BLOQUE DE TEXTO

Con un enérgico contenido de detalles, el estudiante narraba cómo sus compañeros hacían sorna de su forma de ser.
Son muchas las historias de vergüenza que vivimos a nivel personal, cultural y social. Experiencias por racismo, condición social, migración, discapacidad, identidad de género, vejez, corrupción y así seguiríamos nombrando razones por las que el ser humano ha sido víctima de la burla, maltrato, atrocidades, experiencias todas que nos causan vergüenza, humillación y bochorno.
Estos hechos y situaciones que vivimos a raíz de una situación de vergüenza evocan sentimientos de fracaso, impotencia, inferioridad e incompetencia, y aun cuando veamos la vergüenza en otros, estos mismos sentimientos se evocan en nosotros mismos. Vincent de Gaulejac expresa: “La vergüenza es un sufrimiento social y psíquico particularmente doloroso”.

(Datos de segmentación de página)
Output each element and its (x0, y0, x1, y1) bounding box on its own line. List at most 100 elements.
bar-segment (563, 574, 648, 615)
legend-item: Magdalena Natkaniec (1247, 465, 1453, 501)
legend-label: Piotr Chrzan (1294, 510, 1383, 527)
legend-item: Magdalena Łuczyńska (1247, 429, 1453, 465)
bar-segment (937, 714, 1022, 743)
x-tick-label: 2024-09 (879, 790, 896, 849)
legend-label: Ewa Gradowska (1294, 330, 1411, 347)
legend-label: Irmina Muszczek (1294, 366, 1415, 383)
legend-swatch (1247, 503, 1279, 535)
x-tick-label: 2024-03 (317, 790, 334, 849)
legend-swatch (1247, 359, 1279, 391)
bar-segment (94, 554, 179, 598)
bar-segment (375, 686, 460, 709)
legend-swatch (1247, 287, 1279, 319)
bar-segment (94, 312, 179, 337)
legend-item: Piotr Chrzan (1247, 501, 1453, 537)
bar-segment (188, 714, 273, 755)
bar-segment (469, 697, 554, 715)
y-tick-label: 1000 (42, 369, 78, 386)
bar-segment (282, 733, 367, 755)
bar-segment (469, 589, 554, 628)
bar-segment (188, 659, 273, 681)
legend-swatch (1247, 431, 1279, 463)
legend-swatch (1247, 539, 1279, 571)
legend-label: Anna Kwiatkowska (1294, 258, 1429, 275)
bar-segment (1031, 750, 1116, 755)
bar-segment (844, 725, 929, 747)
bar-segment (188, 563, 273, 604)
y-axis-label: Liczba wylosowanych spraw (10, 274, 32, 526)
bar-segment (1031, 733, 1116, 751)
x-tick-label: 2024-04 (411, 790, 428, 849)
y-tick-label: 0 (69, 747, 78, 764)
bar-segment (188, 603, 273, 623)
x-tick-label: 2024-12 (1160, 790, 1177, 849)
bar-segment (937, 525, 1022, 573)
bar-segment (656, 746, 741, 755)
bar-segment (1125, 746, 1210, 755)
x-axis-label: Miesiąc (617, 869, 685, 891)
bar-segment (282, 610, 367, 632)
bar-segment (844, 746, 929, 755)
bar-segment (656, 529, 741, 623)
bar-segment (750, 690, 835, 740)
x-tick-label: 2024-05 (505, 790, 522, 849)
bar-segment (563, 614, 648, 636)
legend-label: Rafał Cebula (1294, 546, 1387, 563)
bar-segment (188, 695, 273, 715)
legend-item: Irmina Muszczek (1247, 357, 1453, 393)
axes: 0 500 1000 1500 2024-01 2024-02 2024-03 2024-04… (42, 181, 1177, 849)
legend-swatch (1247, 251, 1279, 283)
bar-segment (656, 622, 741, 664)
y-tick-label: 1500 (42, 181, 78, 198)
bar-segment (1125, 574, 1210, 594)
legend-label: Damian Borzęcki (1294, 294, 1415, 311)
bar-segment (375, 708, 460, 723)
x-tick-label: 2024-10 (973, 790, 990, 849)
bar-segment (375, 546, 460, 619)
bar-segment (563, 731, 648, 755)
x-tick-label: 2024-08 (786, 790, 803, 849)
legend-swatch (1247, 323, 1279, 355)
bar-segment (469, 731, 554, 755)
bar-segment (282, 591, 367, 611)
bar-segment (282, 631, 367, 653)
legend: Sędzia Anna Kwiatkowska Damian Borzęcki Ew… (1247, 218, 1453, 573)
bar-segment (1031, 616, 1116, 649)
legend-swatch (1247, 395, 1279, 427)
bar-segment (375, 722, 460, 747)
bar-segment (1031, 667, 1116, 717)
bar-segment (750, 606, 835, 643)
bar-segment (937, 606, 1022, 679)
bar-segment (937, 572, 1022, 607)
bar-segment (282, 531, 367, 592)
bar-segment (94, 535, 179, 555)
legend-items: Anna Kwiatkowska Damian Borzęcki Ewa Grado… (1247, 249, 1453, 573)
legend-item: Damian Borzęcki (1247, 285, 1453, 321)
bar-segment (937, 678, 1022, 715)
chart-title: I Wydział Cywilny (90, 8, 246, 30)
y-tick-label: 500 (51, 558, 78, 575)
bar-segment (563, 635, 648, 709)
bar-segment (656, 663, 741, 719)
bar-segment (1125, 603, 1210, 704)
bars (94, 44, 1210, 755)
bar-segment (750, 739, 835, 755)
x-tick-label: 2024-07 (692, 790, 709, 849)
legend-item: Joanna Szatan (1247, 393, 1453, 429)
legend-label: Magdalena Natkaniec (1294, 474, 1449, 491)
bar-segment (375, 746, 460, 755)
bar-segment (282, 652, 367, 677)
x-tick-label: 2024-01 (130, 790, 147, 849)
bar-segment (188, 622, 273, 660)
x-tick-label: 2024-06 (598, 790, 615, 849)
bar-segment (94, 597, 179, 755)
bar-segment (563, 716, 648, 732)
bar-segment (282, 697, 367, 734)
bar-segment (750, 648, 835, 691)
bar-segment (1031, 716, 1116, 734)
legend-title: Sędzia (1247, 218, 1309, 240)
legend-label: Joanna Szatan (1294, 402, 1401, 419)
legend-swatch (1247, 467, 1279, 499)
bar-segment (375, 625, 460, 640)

TAREAS
1. Según el texto sobre la vergüenza, ¿qué sentimientos evocan las situaciones de vergüenza?
2. Transcribe sin cambios el fragmento del texto sobre la vergüenza que empieza con "Con un enérgico" y sigue hasta "humillación y bochorno.".
Los datos son un material aparte del texto.

SOLUCIONES
1. Sentimientos de fracaso, impotencia, inferioridad e incompetencia.

2.
Con un enérgico contenido de detalles, el estudiante narraba cómo sus compañeros hacían sorna de su forma de ser.
Son muchas las historias de vergüenza que vivimos a nivel personal, cultural y social. Experiencias por racismo, condición social, migración, discapacidad, identidad de género, vejez, corrupción y así seguiríamos nombrando razones por las que el ser humano ha sido víctima de la burla, maltrato, atrocidades, experiencias todas que nos causan vergüenza, humillación y bochorno.